_Data entries_:
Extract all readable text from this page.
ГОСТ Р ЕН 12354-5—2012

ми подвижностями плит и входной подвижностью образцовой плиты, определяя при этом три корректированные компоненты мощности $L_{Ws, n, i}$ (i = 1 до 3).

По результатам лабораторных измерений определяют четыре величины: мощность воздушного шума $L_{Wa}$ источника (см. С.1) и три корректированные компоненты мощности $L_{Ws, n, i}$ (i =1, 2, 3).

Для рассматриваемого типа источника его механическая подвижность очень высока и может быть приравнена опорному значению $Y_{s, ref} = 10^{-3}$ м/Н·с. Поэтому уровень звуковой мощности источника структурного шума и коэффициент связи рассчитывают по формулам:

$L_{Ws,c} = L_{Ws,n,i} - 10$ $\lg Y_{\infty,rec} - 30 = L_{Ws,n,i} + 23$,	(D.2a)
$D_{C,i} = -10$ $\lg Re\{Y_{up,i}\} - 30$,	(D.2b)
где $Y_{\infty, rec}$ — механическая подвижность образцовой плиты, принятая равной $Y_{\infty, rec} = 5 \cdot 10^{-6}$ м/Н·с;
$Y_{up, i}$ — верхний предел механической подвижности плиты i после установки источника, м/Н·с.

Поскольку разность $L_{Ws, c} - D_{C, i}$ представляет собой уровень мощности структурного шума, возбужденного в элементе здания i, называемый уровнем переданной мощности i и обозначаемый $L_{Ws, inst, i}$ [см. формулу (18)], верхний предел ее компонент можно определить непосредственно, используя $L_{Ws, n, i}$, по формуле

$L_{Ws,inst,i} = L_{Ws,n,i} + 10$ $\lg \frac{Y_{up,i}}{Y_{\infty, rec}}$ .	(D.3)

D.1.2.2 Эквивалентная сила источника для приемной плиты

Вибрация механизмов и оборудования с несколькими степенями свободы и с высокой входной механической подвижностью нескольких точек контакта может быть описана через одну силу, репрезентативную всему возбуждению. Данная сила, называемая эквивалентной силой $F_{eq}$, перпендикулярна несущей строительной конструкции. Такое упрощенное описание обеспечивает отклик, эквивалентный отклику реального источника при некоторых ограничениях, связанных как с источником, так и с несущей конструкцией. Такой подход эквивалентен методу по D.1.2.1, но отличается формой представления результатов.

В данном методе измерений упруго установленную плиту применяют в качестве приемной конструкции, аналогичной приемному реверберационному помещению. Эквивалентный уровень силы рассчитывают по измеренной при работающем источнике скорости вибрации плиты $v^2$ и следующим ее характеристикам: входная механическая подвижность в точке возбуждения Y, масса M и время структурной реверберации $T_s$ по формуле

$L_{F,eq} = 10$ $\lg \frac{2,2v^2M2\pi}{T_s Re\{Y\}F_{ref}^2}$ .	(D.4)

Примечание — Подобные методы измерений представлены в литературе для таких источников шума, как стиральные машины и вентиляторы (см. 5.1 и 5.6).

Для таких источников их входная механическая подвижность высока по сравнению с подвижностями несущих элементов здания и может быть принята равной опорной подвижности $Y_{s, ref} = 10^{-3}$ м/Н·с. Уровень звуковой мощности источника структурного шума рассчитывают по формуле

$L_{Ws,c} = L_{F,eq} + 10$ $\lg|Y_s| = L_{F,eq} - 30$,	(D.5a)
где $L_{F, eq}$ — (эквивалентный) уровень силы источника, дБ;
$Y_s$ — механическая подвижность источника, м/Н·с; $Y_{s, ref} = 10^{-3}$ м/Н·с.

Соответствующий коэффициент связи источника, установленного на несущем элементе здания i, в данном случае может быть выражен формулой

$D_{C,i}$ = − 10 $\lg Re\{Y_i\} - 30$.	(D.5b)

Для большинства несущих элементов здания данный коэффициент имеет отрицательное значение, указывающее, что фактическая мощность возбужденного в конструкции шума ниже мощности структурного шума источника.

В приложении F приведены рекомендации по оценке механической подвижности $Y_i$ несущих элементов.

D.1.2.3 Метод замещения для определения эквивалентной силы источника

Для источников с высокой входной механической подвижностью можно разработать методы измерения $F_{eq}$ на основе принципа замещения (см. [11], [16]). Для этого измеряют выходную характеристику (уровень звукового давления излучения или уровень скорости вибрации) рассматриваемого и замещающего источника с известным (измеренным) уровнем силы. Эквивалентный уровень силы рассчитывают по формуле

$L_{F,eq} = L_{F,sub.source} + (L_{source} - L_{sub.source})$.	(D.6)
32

_What needs to be done_: Retype the data exactly as given.

_Answer to the task_:
Extract all readable text from this page.
ГОСТ Р ЕН 12354-5—2012

ми подвижностями плит и входной подвижностью образцовой плиты, определяя при этом три корректированные компоненты мощности $L_{Ws, n, i}$ (i = 1 до 3).

По результатам лабораторных измерений определяют четыре величины: мощность воздушного шума $L_{Wa}$ источника (см. С.1) и три корректированные компоненты мощности $L_{Ws, n, i}$ (i =1, 2, 3).

Для рассматриваемого типа источника его механическая подвижность очень высока и может быть приравнена опорному значению $Y_{s, ref} = 10^{-3}$ м/Н·с. Поэтому уровень звуковой мощности источника структурного шума и коэффициент связи рассчитывают по формулам:

$L_{Ws,c} = L_{Ws,n,i} - 10$ $\lg Y_{\infty,rec} - 30 = L_{Ws,n,i} + 23$,	(D.2a)
$D_{C,i} = -10$ $\lg Re\{Y_{up,i}\} - 30$,	(D.2b)
где $Y_{\infty, rec}$ — механическая подвижность образцовой плиты, принятая равной $Y_{\infty, rec} = 5 \cdot 10^{-6}$ м/Н·с;
$Y_{up, i}$ — верхний предел механической подвижности плиты i после установки источника, м/Н·с.

Поскольку разность $L_{Ws, c} - D_{C, i}$ представляет собой уровень мощности структурного шума, возбужденного в элементе здания i, называемый уровнем переданной мощности i и обозначаемый $L_{Ws, inst, i}$ [см. формулу (18)], верхний предел ее компонент можно определить непосредственно, используя $L_{Ws, n, i}$, по формуле

$L_{Ws,inst,i} = L_{Ws,n,i} + 10$ $\lg \frac{Y_{up,i}}{Y_{\infty, rec}}$ .	(D.3)

D.1.2.2 Эквивалентная сила источника для приемной плиты

Вибрация механизмов и оборудования с несколькими степенями свободы и с высокой входной механической подвижностью нескольких точек контакта может быть описана через одну силу, репрезентативную всему возбуждению. Данная сила, называемая эквивалентной силой $F_{eq}$, перпендикулярна несущей строительной конструкции. Такое упрощенное описание обеспечивает отклик, эквивалентный отклику реального источника при некоторых ограничениях, связанных как с источником, так и с несущей конструкцией. Такой подход эквивалентен методу по D.1.2.1, но отличается формой представления результатов.

В данном методе измерений упруго установленную плиту применяют в качестве приемной конструкции, аналогичной приемному реверберационному помещению. Эквивалентный уровень силы рассчитывают по измеренной при работающем источнике скорости вибрации плиты $v^2$ и следующим ее характеристикам: входная механическая подвижность в точке возбуждения Y, масса M и время структурной реверберации $T_s$ по формуле

$L_{F,eq} = 10$ $\lg \frac{2,2v^2M2\pi}{T_s Re\{Y\}F_{ref}^2}$ .	(D.4)

Примечание — Подобные методы измерений представлены в литературе для таких источников шума, как стиральные машины и вентиляторы (см. 5.1 и 5.6).

Для таких источников их входная механическая подвижность высока по сравнению с подвижностями несущих элементов здания и может быть принята равной опорной подвижности $Y_{s, ref} = 10^{-3}$ м/Н·с. Уровень звуковой мощности источника структурного шума рассчитывают по формуле

$L_{Ws,c} = L_{F,eq} + 10$ $\lg|Y_s| = L_{F,eq} - 30$,	(D.5a)
где $L_{F, eq}$ — (эквивалентный) уровень силы источника, дБ;
$Y_s$ — механическая подвижность источника, м/Н·с; $Y_{s, ref} = 10^{-3}$ м/Н·с.

Соответствующий коэффициент связи источника, установленного на несущем элементе здания i, в данном случае может быть выражен формулой

$D_{C,i}$ = − 10 $\lg Re\{Y_i\} - 30$.	(D.5b)

Для большинства несущих элементов здания данный коэффициент имеет отрицательное значение, указывающее, что фактическая мощность возбужденного в конструкции шума ниже мощности структурного шума источника.

В приложении F приведены рекомендации по оценке механической подвижности $Y_i$ несущих элементов.

D.1.2.3 Метод замещения для определения эквивалентной силы источника

Для источников с высокой входной механической подвижностью можно разработать методы измерения $F_{eq}$ на основе принципа замещения (см. [11], [16]). Для этого измеряют выходную характеристику (уровень звукового давления излучения или уровень скорости вибрации) рассматриваемого и замещающего источника с известным (измеренным) уровнем силы. Эквивалентный уровень силы рассчитывают по формуле

$L_{F,eq} = L_{F,sub.source} + (L_{source} - L_{sub.source})$.	(D.6)
32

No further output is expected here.